_SHORT EXERCISE_.
Repeat all of the material exactly as given.

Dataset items
========

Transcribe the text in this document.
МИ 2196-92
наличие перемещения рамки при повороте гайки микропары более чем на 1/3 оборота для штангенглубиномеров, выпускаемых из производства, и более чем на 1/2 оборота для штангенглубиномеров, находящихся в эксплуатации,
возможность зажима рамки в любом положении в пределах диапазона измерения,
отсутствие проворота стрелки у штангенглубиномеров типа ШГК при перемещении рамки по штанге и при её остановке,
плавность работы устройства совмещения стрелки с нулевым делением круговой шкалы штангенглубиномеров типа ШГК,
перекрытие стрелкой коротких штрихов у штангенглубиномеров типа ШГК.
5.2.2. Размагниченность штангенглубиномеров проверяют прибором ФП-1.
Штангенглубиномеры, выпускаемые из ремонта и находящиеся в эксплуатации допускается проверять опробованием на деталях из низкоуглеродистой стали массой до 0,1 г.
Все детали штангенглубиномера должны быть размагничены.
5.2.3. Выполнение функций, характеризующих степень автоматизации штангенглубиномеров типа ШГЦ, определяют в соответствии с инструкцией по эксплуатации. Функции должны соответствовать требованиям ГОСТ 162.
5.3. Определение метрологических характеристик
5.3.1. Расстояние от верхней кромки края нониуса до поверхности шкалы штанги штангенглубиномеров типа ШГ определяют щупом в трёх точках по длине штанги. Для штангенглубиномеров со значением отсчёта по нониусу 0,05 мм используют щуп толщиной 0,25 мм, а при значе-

========

_ANSWER FOR THIS EXERCISE_.
Transcribe the text in this document.
МИ 2196-92
наличие перемещения рамки при повороте гайки микропары более чем на 1/3 оборота для штангенглубиномеров, выпускаемых из производства, и более чем на 1/2 оборота для штангенглубиномеров, находящихся в эксплуатации,
возможность зажима рамки в любом положении в пределах диапазона измерения,
отсутствие проворота стрелки у штангенглубиномеров типа ШГК при перемещении рамки по штанге и при её остановке,
плавность работы устройства совмещения стрелки с нулевым делением круговой шкалы штангенглубиномеров типа ШГК,
перекрытие стрелкой коротких штрихов у штангенглубиномеров типа ШГК.
5.2.2. Размагниченность штангенглубиномеров проверяют прибором ФП-1.
Штангенглубиномеры, выпускаемые из ремонта и находящиеся в эксплуатации допускается проверять опробованием на деталях из низкоуглеродистой стали массой до 0,1 г.
Все детали штангенглубиномера должны быть размагничены.
5.2.3. Выполнение функций, характеризующих степень автоматизации штангенглубиномеров типа ШГЦ, определяют в соответствии с инструкцией по эксплуатации. Функции должны соответствовать требованиям ГОСТ 162.
5.3. Определение метрологических характеристик
5.3.1. Расстояние от верхней кромки края нониуса до поверхности шкалы штанги штангенглубиномеров типа ШГ определяют щупом в трёх точках по длине штанги. Для штангенглубиномеров со значением отсчёта по нониусу 0,05 мм используют щуп толщиной 0,25 мм, а при значе-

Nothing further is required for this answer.